:: EXERCISE OBJECTIVE ::
Transcribe every line of the records verbatim.

------------------------------

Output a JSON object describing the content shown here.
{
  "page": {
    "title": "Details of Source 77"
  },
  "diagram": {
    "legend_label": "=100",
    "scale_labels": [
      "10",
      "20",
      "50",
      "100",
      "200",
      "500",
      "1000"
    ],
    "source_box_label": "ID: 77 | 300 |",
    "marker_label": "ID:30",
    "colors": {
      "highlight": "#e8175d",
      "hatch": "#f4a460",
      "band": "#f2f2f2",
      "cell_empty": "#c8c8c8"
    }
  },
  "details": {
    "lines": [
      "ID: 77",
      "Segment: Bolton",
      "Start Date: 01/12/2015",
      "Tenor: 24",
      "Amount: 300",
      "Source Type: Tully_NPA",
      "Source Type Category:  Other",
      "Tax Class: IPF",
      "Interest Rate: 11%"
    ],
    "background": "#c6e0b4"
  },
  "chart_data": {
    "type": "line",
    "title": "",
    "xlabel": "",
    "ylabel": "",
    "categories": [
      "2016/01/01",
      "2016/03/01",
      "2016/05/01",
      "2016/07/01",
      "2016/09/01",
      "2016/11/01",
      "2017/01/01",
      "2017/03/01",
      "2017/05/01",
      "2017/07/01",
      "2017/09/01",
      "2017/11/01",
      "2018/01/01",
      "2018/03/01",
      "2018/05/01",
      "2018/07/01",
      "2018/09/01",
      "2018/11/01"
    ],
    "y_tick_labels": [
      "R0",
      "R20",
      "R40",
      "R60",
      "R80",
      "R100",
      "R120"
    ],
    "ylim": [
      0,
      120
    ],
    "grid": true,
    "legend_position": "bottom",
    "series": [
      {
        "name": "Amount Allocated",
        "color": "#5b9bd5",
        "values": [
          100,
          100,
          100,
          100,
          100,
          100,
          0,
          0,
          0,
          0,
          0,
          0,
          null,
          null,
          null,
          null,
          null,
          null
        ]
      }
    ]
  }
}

------------------------------

:: OUTPUT ::
Output a JSON object describing the content shown here.
{
  "page": {
    "title": "Details of Source 77"
  },
  "diagram": {
    "legend_label": "=100",
    "scale_labels": [
      "10",
      "20",
      "50",
      "100",
      "200",
      "500",
      "1000"
    ],
    "source_box_label": "ID: 77 | 300 |",
    "marker_label": "ID:30",
    "colors": {
      "highlight": "#e8175d",
      "hatch": "#f4a460",
      "band": "#f2f2f2",
      "cell_empty": "#c8c8c8"
    }
  },
  "details": {
    "lines": [
      "ID: 77",
      "Segment: Bolton",
      "Start Date: 01/12/2015",
      "Tenor: 24",
      "Amount: 300",
      "Source Type: Tully_NPA",
      "Source Type Category:  Other",
      "Tax Class: IPF",
      "Interest Rate: 11%"
    ],
    "background": "#c6e0b4"
  },
  "chart_data": {
    "type": "line",
    "title": "",
    "xlabel": "",
    "ylabel": "",
    "categories": [
      "2016/01/01",
      "2016/03/01",
      "2016/05/01",
      "2016/07/01",
      "2016/09/01",
      "2016/11/01",
      "2017/01/01",
      "2017/03/01",
      "2017/05/01",
      "2017/07/01",
      "2017/09/01",
      "2017/11/01",
      "2018/01/01",
      "2018/03/01",
      "2018/05/01",
      "2018/07/01",
      "2018/09/01",
      "2018/11/01"
    ],
    "y_tick_labels": [
      "R0",
      "R20",
      "R40",
      "R60",
      "R80",
      "R100",
      "R120"
    ],
    "ylim": [
      0,
      120
    ],
    "grid": true,
    "legend_position": "bottom",
    "series": [
      {
        "name": "Amount Allocated",
        "color": "#5b9bd5",
        "values": [
          100,
          100,
          100,
          100,
          100,
          100,
          0,
          0,
          0,
          0,
          0,
          0,
          null,
          null,
          null,
          null,
          null,
          null
        ]
      }
    ]
  }
}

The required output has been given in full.